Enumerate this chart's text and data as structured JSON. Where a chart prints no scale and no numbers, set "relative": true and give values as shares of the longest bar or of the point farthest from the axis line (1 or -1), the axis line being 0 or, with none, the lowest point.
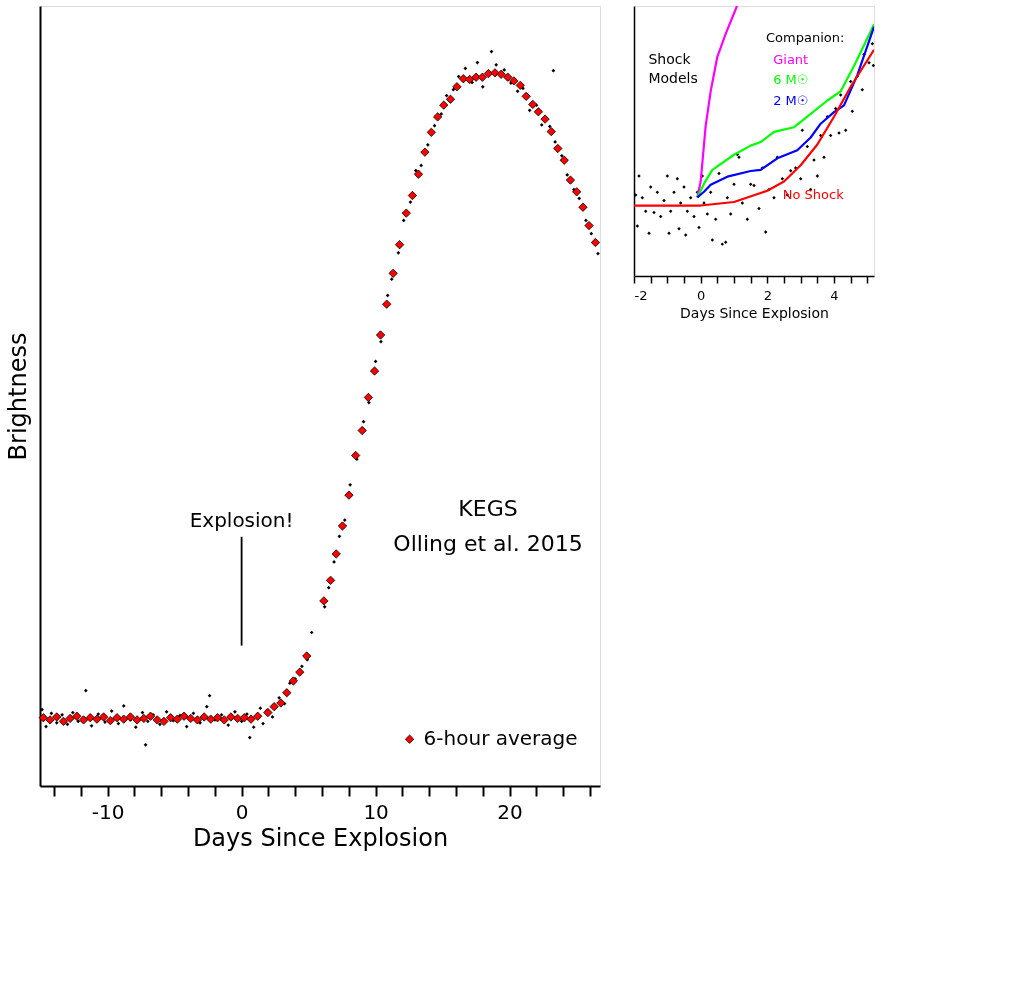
{
  "chart_data": [
    {
      "type": "scatter",
      "xlabel": "Days Since Explosion",
      "ylabel": "Brightness",
      "relative": true,
      "marker": "diamond",
      "legend": "bottom right",
      "grid": false,
      "xlim": [
        -15.05,
        26.75
      ],
      "xticks": [
        {
          "value": -14,
          "label": null
        },
        {
          "value": -12,
          "label": null
        },
        -10,
        {
          "value": -8,
          "label": null
        },
        {
          "value": -6,
          "label": null
        },
        {
          "value": -4,
          "label": null
        },
        {
          "value": -2,
          "label": null
        },
        0,
        {
          "value": 2,
          "label": null
        },
        {
          "value": 4,
          "label": null
        },
        {
          "value": 6,
          "label": null
        },
        {
          "value": 8,
          "label": null
        },
        10,
        {
          "value": 12,
          "label": null
        },
        {
          "value": 14,
          "label": null
        },
        {
          "value": 16,
          "label": null
        },
        {
          "value": 18,
          "label": null
        },
        20,
        {
          "value": 22,
          "label": null
        },
        {
          "value": 24,
          "label": null
        },
        {
          "value": 26,
          "label": null
        }
      ],
      "annotations": [
        "Explosion!",
        "KEGS",
        "Olling et al. 2015"
      ],
      "series": [
        {
          "color": "#000000",
          "x": [
            -14.9,
            -14.6,
            -14.2,
            -13.8,
            -13.4,
            -13.0,
            -12.6,
            -12.2,
            -11.63,
            -11.2,
            -10.7,
            -10.2,
            -9.7,
            -9.2,
            -8.8,
            -8.3,
            -7.9,
            -7.4,
            -7.17,
            -7.0,
            -6.6,
            -6.1,
            -5.6,
            -5.1,
            -4.6,
            -4.1,
            -3.6,
            -3.1,
            -2.6,
            -2.39,
            -2.0,
            -1.5,
            -1.0,
            -0.5,
            0,
            0.4,
            0.61,
            0.9,
            1.4,
            1.6,
            1.9,
            2.3,
            2.8,
            3.2,
            3.6,
            4.0,
            4.5,
            4.9,
            5.23,
            6.2,
            6.5,
            6.9,
            7.3,
            7.7,
            8.1,
            8.6,
            9.1,
            9.5,
            10.0,
            10.4,
            10.9,
            11.2,
            11.7,
            12.1,
            12.6,
            13.0,
            13.4,
            13.9,
            14.4,
            14.9,
            15.3,
            15.8,
            16.2,
            16.7,
            17.2,
            17.6,
            18.0,
            18.65,
            19.0,
            19.6,
            20.1,
            20.6,
            21.0,
            21.5,
            22.0,
            22.4,
            23.0,
            23.27,
            23.4,
            23.9,
            24.3,
            24.8,
            25.2,
            25.7,
            26.1,
            26.6
          ],
          "values": [
            0.104,
            0.081,
            0.099,
            0.086,
            0.097,
            0.084,
            0.1,
            0.088,
            0.13,
            0.082,
            0.098,
            0.087,
            0.102,
            0.085,
            0.109,
            0.09,
            0.08,
            0.1,
            0.056,
            0.088,
            0.097,
            0.084,
            0.101,
            0.089,
            0.096,
            0.081,
            0.099,
            0.086,
            0.108,
            0.123,
            0.09,
            0.097,
            0.083,
            0.101,
            0.088,
            0.098,
            0.066,
            0.08,
            0.106,
            0.085,
            0.103,
            0.094,
            0.12,
            0.112,
            0.14,
            0.146,
            0.163,
            0.172,
            0.209,
            0.244,
            0.27,
            0.305,
            0.34,
            0.362,
            0.41,
            0.445,
            0.496,
            0.522,
            0.578,
            0.605,
            0.668,
            0.69,
            0.726,
            0.77,
            0.795,
            0.838,
            0.845,
            0.873,
            0.899,
            0.915,
            0.94,
            0.948,
            0.966,
            0.977,
            0.958,
            0.985,
            0.952,
            1.0,
            0.982,
            0.975,
            0.957,
            0.946,
            0.95,
            0.92,
            0.927,
            0.9,
            0.898,
            0.974,
            0.877,
            0.858,
            0.832,
            0.812,
            0.8,
            0.77,
            0.752,
            0.725
          ]
        },
        {
          "name": "6-hour average",
          "color": "#ff0000",
          "x": [
            -14.8,
            -14.3,
            -13.8,
            -13.3,
            -12.8,
            -12.3,
            -11.8,
            -11.3,
            -10.8,
            -10.3,
            -9.8,
            -9.3,
            -8.8,
            -8.3,
            -7.8,
            -7.3,
            -6.8,
            -6.3,
            -5.8,
            -5.3,
            -4.8,
            -4.3,
            -3.8,
            -3.3,
            -2.8,
            -2.3,
            -1.8,
            -1.3,
            -0.8,
            -0.3,
            0.2,
            0.7,
            1.2,
            1.96,
            2.43,
            2.93,
            3.37,
            3.86,
            4.34,
            4.86,
            6.14,
            6.64,
            7.06,
            7.53,
            8.01,
            8.51,
            9.0,
            9.46,
            9.92,
            10.37,
            10.83,
            11.31,
            11.79,
            12.29,
            12.75,
            13.2,
            13.68,
            14.16,
            14.63,
            15.09,
            15.59,
            16.07,
            16.55,
            17.02,
            17.5,
            17.97,
            18.42,
            18.91,
            19.37,
            19.87,
            20.32,
            20.8,
            21.24,
            21.73,
            22.15,
            22.65,
            23.11,
            23.6,
            24.08,
            24.54,
            25.01,
            25.48,
            25.93,
            26.41
          ],
          "values": [
            0.093,
            0.09,
            0.094,
            0.088,
            0.092,
            0.095,
            0.09,
            0.093,
            0.091,
            0.094,
            0.089,
            0.093,
            0.091,
            0.094,
            0.09,
            0.092,
            0.095,
            0.09,
            0.088,
            0.093,
            0.091,
            0.095,
            0.092,
            0.09,
            0.094,
            0.091,
            0.093,
            0.09,
            0.094,
            0.092,
            0.093,
            0.091,
            0.095,
            0.1,
            0.108,
            0.113,
            0.127,
            0.143,
            0.155,
            0.177,
            0.252,
            0.28,
            0.316,
            0.354,
            0.396,
            0.45,
            0.484,
            0.529,
            0.565,
            0.614,
            0.656,
            0.698,
            0.737,
            0.78,
            0.804,
            0.833,
            0.863,
            0.89,
            0.911,
            0.927,
            0.935,
            0.952,
            0.963,
            0.962,
            0.965,
            0.965,
            0.97,
            0.971,
            0.969,
            0.965,
            0.96,
            0.954,
            0.939,
            0.928,
            0.918,
            0.908,
            0.891,
            0.868,
            0.852,
            0.825,
            0.809,
            0.788,
            0.763,
            0.74
          ]
        }
      ]
    },
    {
      "type": "line",
      "xlabel": "Days Since Explosion",
      "relative": true,
      "legend": false,
      "grid": false,
      "xlim": [
        -2,
        5.2
      ],
      "xticks": [
        -2,
        {
          "value": -1.5,
          "label": null
        },
        {
          "value": -1,
          "label": null
        },
        {
          "value": -0.5,
          "label": null
        },
        0,
        {
          "value": 0.5,
          "label": null
        },
        {
          "value": 1,
          "label": null
        },
        {
          "value": 1.5,
          "label": null
        },
        2,
        {
          "value": 2.5,
          "label": null
        },
        {
          "value": 3,
          "label": null
        },
        {
          "value": 3.5,
          "label": null
        },
        4,
        {
          "value": 4.5,
          "label": null
        },
        {
          "value": 5,
          "label": null
        }
      ],
      "annotations": [
        "Shock Models",
        "Companion:"
      ],
      "series": [
        {
          "type": "scatter",
          "marker": "diamond",
          "color": "#000000",
          "x": [
            -1.95,
            -1.9,
            -1.85,
            -1.75,
            -1.65,
            -1.55,
            -1.5,
            -1.4,
            -1.3,
            -1.2,
            -1.1,
            -1.0,
            -0.95,
            -0.9,
            -0.8,
            -0.7,
            -0.65,
            -0.6,
            -0.5,
            -0.45,
            -0.4,
            -0.3,
            -0.2,
            -0.1,
            -0.05,
            0.05,
            0.1,
            0.2,
            0.3,
            0.35,
            0.45,
            0.55,
            0.65,
            0.75,
            0.8,
            0.9,
            1.0,
            1.1,
            1.15,
            1.25,
            1.4,
            1.5,
            1.6,
            1.75,
            1.85,
            1.95,
            2.05,
            2.2,
            2.3,
            2.45,
            2.6,
            2.7,
            2.85,
            3.0,
            3.05,
            3.2,
            3.3,
            3.4,
            3.5,
            3.6,
            3.7,
            3.8,
            3.9,
            4.05,
            4.15,
            4.2,
            4.35,
            4.5,
            4.55,
            4.7,
            4.85,
            4.9,
            5.05,
            5.15,
            5.18
          ],
          "values": [
            0.3,
            0.185,
            0.37,
            0.29,
            0.24,
            0.158,
            0.33,
            0.235,
            0.31,
            0.22,
            0.28,
            0.37,
            0.158,
            0.24,
            0.31,
            0.36,
            0.175,
            0.27,
            0.33,
            0.152,
            0.24,
            0.29,
            0.22,
            0.31,
            0.18,
            0.37,
            0.27,
            0.23,
            0.31,
            0.133,
            0.21,
            0.38,
            0.118,
            0.125,
            0.29,
            0.23,
            0.34,
            0.45,
            0.44,
            0.27,
            0.21,
            0.34,
            0.335,
            0.25,
            0.4,
            0.163,
            0.32,
            0.29,
            0.44,
            0.36,
            0.3,
            0.39,
            0.4,
            0.36,
            0.54,
            0.48,
            0.32,
            0.43,
            0.37,
            0.52,
            0.44,
            0.59,
            0.52,
            0.62,
            0.53,
            0.67,
            0.54,
            0.72,
            0.61,
            0.74,
            0.69,
            0.82,
            0.79,
            0.86,
            0.78
          ]
        },
        {
          "name": "Giant",
          "color": "#ff00ff",
          "x": [
            -0.1,
            0,
            0.15,
            0.3,
            0.5,
            0.75,
            1.09
          ],
          "values": [
            0.291,
            0.35,
            0.556,
            0.684,
            0.812,
            0.897,
            1.0
          ]
        },
        {
          "name": "6 M☉",
          "color": "#00ff00",
          "x": [
            -0.1,
            0.1,
            0.35,
            1.0,
            1.5,
            1.8,
            2.2,
            2.8,
            3.2,
            3.8,
            4.2,
            4.6,
            5.2
          ],
          "values": [
            0.291,
            0.342,
            0.393,
            0.449,
            0.483,
            0.496,
            0.534,
            0.551,
            0.59,
            0.65,
            0.684,
            0.778,
            0.932
          ]
        },
        {
          "name": "2 M☉",
          "color": "#0000ff",
          "x": [
            -0.1,
            0.1,
            0.3,
            0.8,
            1.5,
            1.8,
            2.3,
            2.9,
            3.3,
            3.6,
            4.0,
            4.3,
            4.7,
            5.2
          ],
          "values": [
            0.291,
            0.312,
            0.338,
            0.368,
            0.389,
            0.393,
            0.436,
            0.466,
            0.513,
            0.564,
            0.607,
            0.632,
            0.744,
            0.923
          ]
        },
        {
          "name": "No Shock",
          "color": "#ff0000",
          "x": [
            -2,
            -1,
            0,
            1,
            2,
            2.5,
            3,
            3.5,
            4,
            4.5,
            5.2
          ],
          "values": [
            0.261,
            0.261,
            0.261,
            0.274,
            0.316,
            0.35,
            0.41,
            0.487,
            0.59,
            0.701,
            0.838
          ]
        }
      ]
    }
  ]
}
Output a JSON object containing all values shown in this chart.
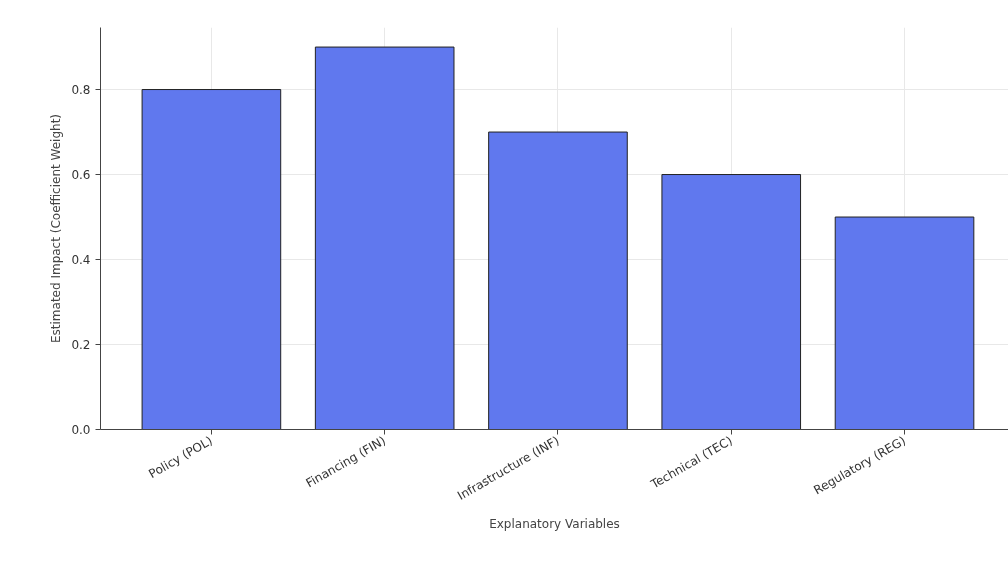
{
  "chart_data": {
    "type": "bar",
    "xlabel": "Explanatory Variables",
    "ylabel": "Estimated Impact (Coefficient Weight)",
    "categories": [
      "Policy (POL)",
      "Financing (FIN)",
      "Infrastructure (INF)",
      "Technical (TEC)",
      "Regulatory (REG)"
    ],
    "values": [
      0.8,
      0.9,
      0.7,
      0.6,
      0.5
    ],
    "color": "#6078ee",
    "ylim": [
      0,
      0.946
    ],
    "yticks": [
      {
        "value": 0,
        "label": "0.0"
      },
      {
        "value": 0.2,
        "label": "0.2"
      },
      {
        "value": 0.4,
        "label": "0.4"
      },
      {
        "value": 0.6,
        "label": "0.6"
      },
      {
        "value": 0.8,
        "label": "0.8"
      }
    ],
    "grid": true
  }
}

◆ **GIVEN PROBLEM**: Identify and extract each line of the listing that contains "ylabel".

◆ **EXERCISE SOLUTION**:
      "ylabel": "Brightness",
    "ylabel": "Estimated Impact (Coefficient Weight)",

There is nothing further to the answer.